→ **WHAT IS ASKED**: Swap "point" for "marker" in the lines starting with the line with "y-axis-title: Chlorophyll content" and going on through the line with "point (451, 188, 459, 196)". Write out those lines again with nothing else changed.

Element location data
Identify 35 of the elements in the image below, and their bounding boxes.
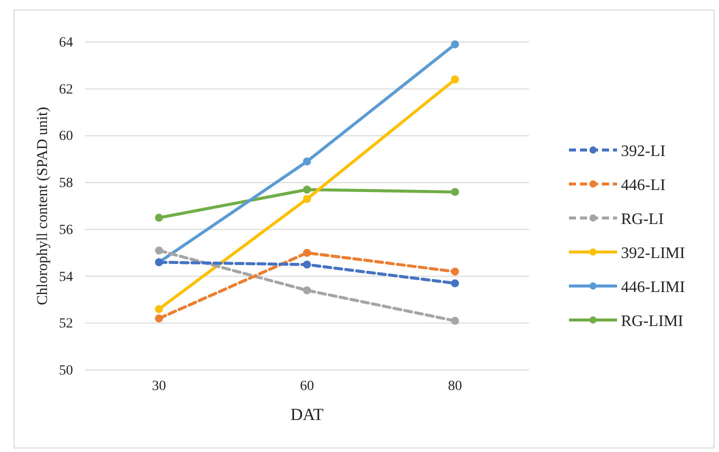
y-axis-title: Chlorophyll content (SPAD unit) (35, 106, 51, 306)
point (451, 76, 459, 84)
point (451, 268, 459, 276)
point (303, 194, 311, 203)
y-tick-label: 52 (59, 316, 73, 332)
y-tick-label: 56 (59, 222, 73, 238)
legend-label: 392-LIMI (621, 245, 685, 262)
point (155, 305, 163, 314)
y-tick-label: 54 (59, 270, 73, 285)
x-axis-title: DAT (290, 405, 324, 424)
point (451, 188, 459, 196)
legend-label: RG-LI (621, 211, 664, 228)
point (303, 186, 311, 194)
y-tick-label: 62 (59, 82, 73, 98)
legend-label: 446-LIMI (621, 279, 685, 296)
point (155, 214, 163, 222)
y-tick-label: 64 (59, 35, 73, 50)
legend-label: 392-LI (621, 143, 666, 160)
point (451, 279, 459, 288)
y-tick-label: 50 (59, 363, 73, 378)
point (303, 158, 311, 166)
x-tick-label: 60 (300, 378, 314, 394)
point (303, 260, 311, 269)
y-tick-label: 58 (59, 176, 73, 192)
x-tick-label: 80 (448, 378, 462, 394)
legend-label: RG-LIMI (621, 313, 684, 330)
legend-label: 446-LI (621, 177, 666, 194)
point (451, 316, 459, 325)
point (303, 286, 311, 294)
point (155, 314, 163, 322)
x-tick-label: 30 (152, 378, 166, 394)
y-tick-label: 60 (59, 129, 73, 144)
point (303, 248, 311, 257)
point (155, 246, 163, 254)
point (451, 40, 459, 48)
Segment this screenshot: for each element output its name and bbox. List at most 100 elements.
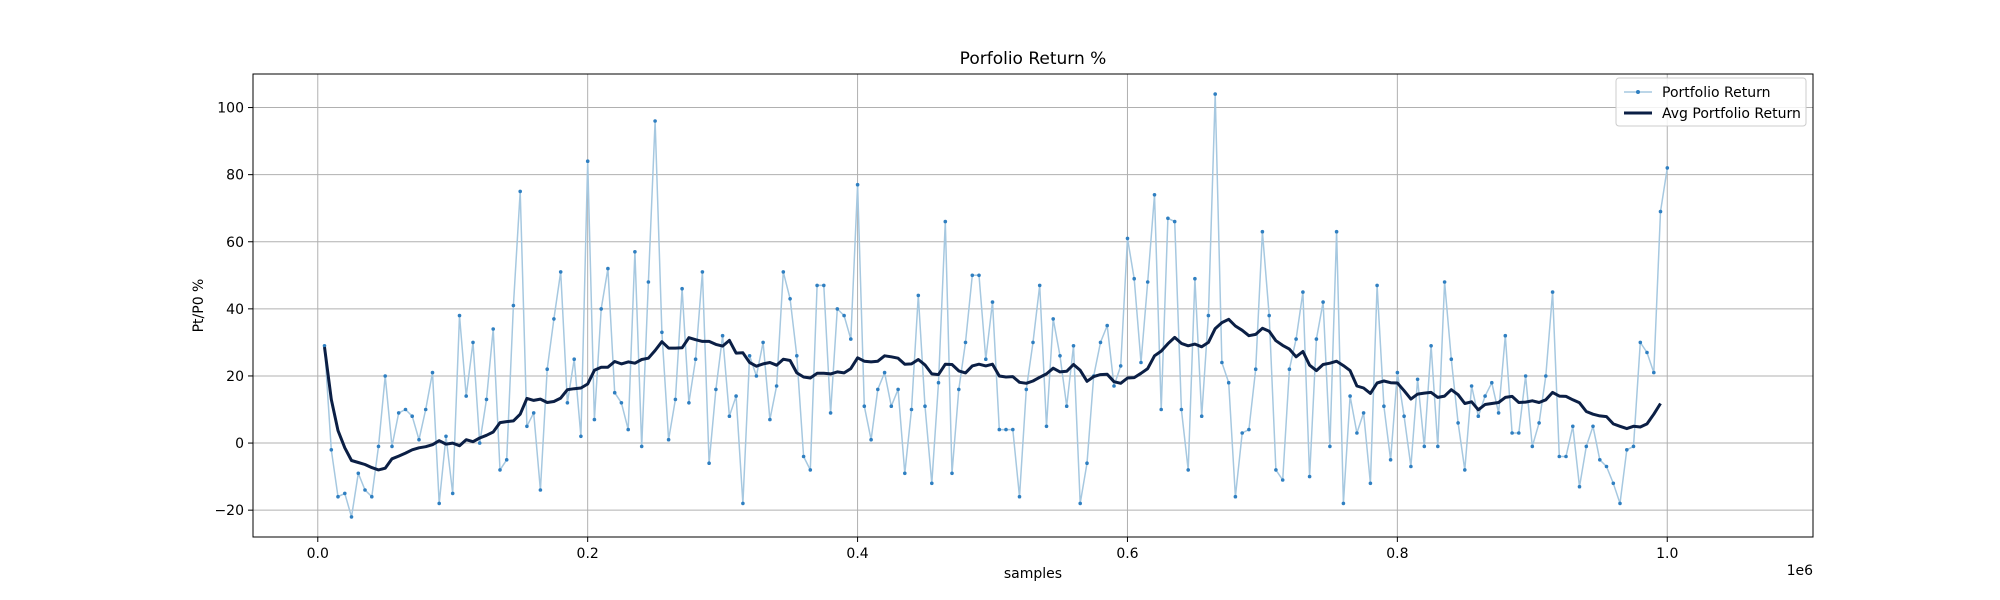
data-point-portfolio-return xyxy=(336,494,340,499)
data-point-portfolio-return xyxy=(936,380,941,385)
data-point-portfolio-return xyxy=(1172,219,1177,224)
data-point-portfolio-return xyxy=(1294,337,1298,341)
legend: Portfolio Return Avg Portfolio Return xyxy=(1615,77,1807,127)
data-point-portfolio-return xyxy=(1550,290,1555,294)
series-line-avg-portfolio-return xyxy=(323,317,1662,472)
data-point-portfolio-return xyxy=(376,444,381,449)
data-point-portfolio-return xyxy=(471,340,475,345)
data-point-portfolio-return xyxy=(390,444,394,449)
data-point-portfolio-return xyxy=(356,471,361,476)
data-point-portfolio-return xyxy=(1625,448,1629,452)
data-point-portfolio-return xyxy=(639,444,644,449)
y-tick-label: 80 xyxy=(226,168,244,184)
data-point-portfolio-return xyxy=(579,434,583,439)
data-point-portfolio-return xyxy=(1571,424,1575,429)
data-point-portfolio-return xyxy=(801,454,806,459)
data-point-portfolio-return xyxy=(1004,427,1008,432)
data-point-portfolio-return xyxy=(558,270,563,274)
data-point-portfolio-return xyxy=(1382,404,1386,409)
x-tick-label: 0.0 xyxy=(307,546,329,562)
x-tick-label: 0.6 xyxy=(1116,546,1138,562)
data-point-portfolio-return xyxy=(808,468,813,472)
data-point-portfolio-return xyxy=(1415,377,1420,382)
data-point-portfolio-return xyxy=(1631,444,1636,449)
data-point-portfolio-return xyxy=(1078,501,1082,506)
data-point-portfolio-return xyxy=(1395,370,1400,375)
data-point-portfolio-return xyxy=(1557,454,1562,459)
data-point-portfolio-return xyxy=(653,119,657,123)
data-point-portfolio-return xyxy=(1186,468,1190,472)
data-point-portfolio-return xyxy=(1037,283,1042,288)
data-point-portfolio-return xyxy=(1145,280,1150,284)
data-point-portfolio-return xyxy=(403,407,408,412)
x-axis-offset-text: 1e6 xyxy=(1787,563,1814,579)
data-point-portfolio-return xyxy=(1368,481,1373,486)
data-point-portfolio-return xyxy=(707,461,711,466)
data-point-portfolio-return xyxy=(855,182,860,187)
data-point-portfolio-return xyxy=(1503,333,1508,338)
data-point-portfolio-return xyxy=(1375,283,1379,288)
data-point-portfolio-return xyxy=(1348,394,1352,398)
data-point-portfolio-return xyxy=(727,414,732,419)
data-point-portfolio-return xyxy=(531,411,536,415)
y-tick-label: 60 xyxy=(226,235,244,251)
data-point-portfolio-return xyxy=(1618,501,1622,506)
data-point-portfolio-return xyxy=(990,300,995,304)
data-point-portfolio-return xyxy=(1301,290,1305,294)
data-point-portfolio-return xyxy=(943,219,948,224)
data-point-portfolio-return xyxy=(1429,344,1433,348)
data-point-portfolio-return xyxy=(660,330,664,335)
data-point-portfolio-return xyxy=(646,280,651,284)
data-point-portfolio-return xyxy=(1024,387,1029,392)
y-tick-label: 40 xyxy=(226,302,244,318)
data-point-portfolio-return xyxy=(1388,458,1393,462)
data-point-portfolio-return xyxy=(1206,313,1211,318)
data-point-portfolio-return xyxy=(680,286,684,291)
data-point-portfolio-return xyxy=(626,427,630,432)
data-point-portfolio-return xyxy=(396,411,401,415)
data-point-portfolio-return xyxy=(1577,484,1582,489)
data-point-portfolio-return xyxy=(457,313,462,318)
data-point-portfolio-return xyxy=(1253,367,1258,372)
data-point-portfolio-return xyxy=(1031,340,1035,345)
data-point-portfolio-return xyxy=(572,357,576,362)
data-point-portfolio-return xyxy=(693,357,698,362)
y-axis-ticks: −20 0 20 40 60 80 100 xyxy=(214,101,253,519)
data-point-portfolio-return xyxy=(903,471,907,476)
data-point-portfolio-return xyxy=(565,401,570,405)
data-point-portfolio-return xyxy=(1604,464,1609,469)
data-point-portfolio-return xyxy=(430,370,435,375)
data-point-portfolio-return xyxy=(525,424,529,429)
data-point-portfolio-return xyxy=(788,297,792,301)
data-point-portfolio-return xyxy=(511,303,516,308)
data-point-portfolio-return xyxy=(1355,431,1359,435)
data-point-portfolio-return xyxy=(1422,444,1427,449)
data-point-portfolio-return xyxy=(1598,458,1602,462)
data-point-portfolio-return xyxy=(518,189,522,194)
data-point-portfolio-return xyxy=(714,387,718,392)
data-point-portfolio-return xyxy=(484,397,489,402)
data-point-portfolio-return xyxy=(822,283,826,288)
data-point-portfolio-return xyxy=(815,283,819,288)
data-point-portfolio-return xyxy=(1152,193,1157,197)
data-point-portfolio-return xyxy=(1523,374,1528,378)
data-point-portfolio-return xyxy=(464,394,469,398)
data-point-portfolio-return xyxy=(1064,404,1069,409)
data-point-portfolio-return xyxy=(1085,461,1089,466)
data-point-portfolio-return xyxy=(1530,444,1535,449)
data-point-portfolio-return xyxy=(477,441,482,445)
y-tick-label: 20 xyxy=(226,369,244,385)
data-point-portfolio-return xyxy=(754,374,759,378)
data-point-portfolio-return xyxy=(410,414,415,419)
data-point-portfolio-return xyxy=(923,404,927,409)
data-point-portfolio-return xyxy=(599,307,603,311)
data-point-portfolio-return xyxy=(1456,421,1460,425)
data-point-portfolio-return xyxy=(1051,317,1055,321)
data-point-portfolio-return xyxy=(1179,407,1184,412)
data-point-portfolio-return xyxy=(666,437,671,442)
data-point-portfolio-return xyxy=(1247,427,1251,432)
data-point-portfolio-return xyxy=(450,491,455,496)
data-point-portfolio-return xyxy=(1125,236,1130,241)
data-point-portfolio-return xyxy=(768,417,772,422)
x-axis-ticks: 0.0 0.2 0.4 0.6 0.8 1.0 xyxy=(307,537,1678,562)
...
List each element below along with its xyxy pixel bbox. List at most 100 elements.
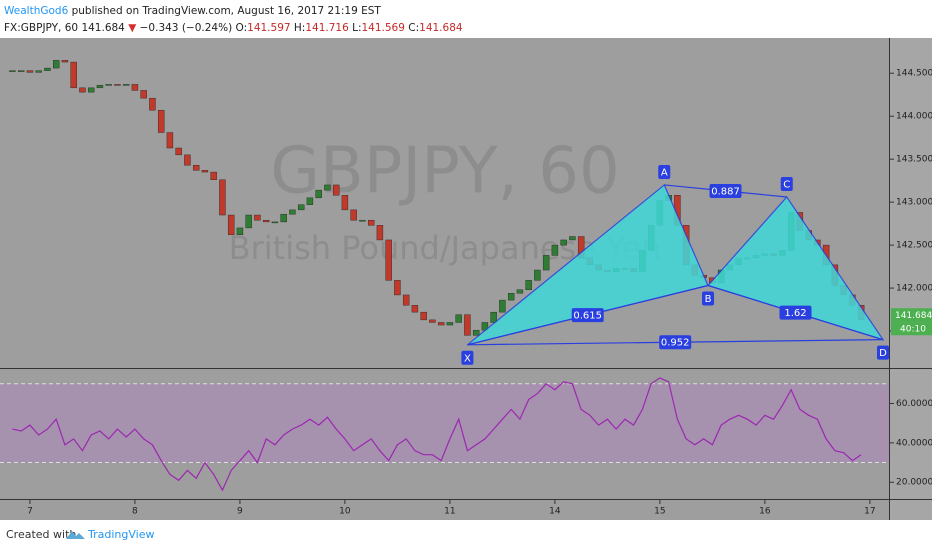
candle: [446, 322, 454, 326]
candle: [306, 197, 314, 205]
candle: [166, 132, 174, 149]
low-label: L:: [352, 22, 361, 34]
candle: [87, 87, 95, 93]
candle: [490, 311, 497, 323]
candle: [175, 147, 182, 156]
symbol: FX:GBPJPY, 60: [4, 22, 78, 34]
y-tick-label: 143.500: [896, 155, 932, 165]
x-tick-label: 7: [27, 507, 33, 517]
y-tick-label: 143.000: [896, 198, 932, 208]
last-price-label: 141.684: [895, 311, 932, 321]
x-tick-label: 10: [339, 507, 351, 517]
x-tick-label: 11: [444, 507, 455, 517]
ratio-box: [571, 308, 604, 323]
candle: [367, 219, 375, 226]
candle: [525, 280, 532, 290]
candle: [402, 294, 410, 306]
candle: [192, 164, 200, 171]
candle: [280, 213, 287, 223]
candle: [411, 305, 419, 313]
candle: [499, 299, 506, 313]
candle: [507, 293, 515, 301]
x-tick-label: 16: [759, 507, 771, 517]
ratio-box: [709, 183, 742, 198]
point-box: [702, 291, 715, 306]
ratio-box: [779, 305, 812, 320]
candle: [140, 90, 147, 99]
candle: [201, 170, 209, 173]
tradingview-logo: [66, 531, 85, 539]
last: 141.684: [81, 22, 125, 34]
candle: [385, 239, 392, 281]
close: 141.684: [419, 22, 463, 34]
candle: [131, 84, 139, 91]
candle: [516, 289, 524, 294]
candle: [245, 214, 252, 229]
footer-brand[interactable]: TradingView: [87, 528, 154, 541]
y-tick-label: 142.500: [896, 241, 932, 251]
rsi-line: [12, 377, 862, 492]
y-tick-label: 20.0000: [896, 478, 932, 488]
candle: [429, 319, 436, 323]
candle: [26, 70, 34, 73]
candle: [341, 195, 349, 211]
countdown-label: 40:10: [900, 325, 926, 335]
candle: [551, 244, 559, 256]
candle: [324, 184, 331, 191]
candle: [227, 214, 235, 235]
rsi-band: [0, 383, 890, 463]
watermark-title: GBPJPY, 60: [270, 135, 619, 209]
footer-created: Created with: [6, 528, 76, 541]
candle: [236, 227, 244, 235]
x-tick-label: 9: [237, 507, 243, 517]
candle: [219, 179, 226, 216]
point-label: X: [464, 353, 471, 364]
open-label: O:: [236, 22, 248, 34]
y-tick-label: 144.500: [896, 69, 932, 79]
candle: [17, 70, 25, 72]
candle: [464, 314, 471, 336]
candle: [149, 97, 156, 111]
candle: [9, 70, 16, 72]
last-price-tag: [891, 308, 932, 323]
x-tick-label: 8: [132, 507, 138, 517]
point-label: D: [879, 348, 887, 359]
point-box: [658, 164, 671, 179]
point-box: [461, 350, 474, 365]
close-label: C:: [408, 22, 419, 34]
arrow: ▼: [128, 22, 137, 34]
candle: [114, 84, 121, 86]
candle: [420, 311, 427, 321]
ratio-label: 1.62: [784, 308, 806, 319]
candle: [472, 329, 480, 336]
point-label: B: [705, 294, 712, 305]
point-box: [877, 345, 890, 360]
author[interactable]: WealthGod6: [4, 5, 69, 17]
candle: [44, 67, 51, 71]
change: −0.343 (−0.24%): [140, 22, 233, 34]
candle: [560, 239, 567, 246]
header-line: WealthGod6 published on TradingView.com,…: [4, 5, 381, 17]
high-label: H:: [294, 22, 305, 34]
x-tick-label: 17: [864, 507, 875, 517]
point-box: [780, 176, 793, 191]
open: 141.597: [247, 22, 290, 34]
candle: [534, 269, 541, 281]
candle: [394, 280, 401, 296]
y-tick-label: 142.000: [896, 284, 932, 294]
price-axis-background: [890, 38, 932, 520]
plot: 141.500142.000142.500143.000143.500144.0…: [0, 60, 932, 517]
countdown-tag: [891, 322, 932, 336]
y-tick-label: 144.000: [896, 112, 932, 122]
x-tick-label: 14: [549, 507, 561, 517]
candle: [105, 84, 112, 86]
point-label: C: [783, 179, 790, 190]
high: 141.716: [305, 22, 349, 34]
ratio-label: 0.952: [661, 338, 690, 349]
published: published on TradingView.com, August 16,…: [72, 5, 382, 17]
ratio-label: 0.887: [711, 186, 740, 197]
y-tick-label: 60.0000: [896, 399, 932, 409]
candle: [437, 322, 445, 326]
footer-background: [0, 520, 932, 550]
---
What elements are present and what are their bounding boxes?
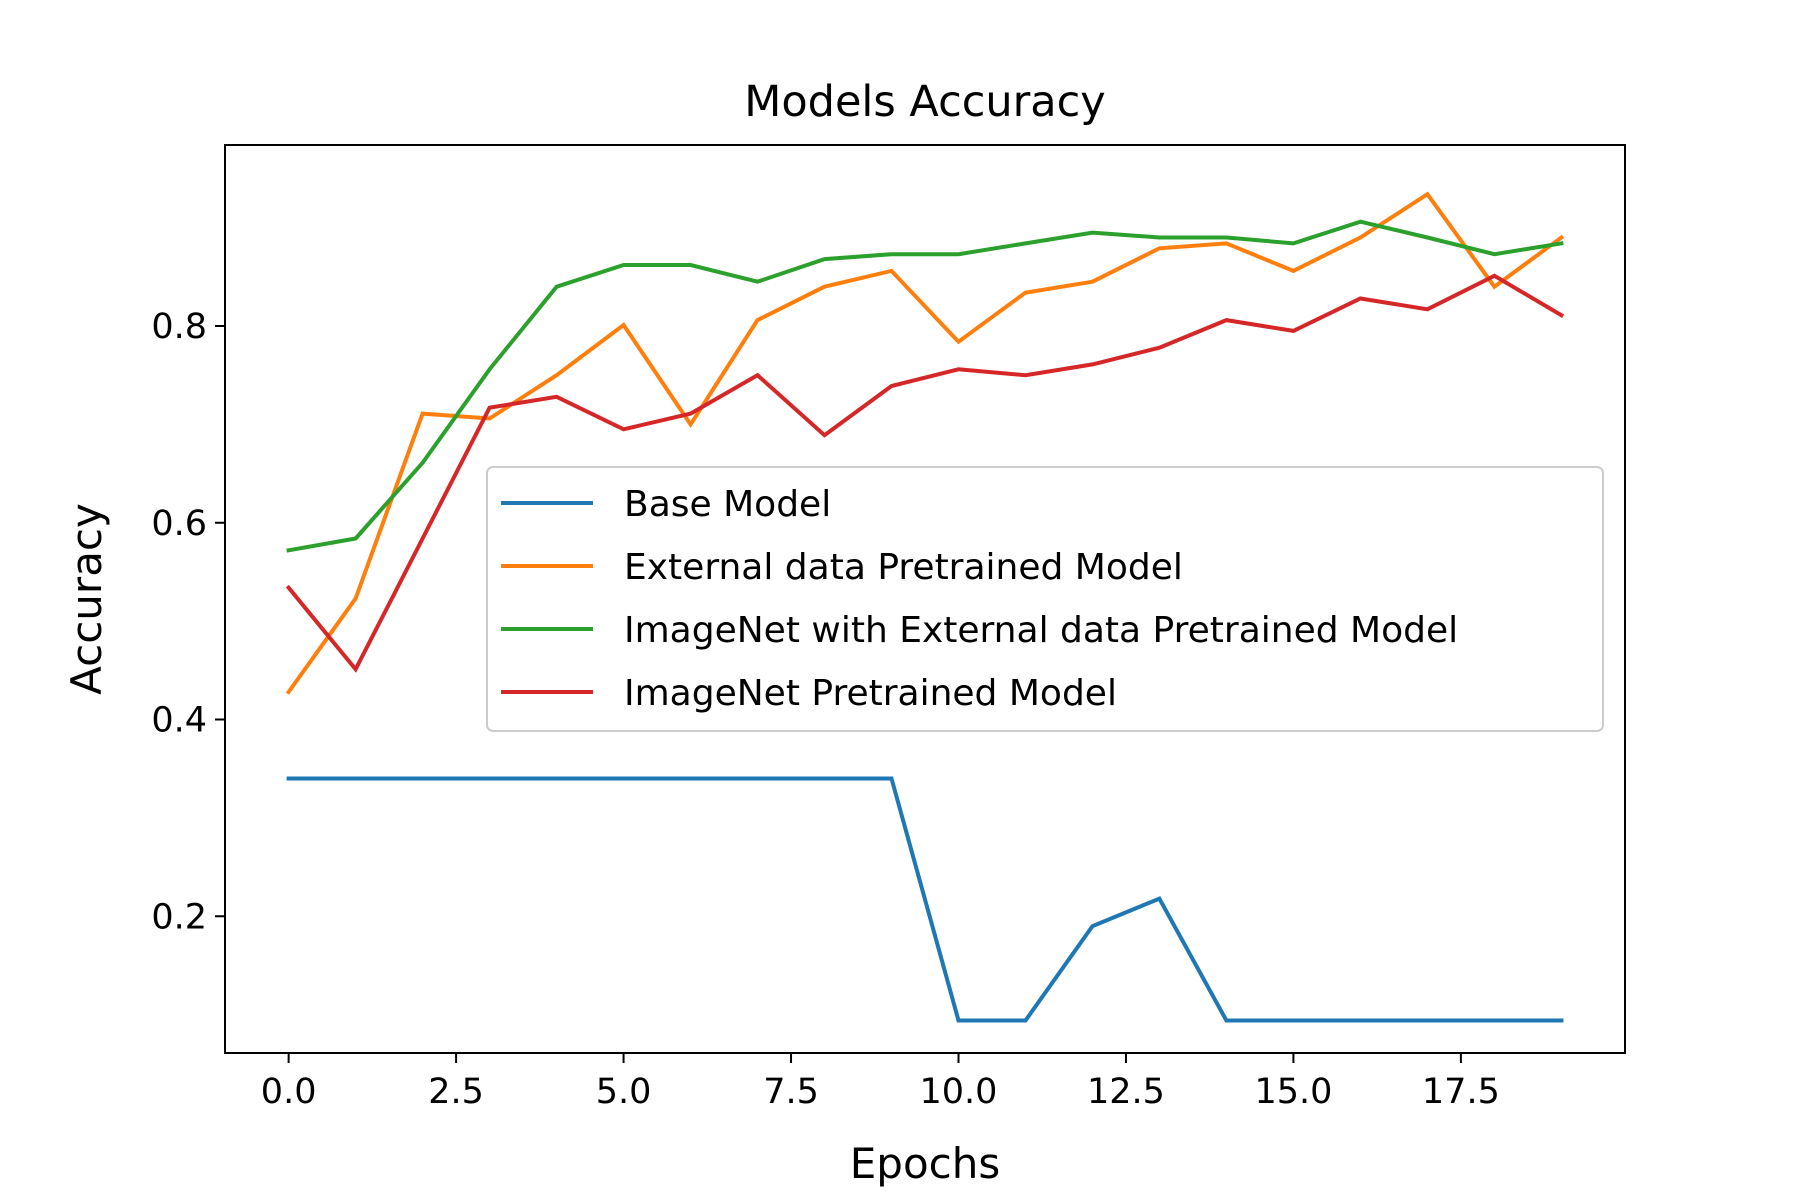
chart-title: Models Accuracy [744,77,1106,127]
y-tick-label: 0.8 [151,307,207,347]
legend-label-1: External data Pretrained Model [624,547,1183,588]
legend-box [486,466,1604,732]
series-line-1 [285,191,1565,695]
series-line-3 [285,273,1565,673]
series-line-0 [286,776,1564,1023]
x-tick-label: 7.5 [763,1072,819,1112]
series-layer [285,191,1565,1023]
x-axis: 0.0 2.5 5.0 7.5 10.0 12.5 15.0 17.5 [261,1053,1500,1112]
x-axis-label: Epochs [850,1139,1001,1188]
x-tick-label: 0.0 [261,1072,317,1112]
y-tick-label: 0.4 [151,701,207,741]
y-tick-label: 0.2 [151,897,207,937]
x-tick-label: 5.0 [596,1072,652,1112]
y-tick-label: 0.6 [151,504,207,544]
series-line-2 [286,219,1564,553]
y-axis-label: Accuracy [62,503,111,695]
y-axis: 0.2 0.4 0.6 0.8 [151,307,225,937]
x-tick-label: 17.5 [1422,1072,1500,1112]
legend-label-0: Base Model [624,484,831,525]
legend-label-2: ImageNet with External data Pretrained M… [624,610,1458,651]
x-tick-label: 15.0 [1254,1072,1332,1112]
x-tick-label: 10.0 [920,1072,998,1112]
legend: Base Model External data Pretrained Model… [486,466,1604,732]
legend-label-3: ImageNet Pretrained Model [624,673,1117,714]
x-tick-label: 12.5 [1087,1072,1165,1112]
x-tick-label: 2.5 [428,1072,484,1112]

→ **RESULT OF THIS EXERCISE**:
y-axis-title: Chlorophyll content (SPAD unit) (35, 106, 51, 306)
marker (451, 76, 459, 84)
marker (451, 268, 459, 276)
marker (303, 194, 311, 203)
y-tick-label: 52 (59, 316, 73, 332)
y-tick-label: 56 (59, 222, 73, 238)
legend-label: 392-LIMI (621, 245, 685, 262)
marker (155, 305, 163, 314)
y-tick-label: 54 (59, 270, 73, 285)
x-axis-title: DAT (290, 405, 324, 424)
marker (451, 188, 459, 196)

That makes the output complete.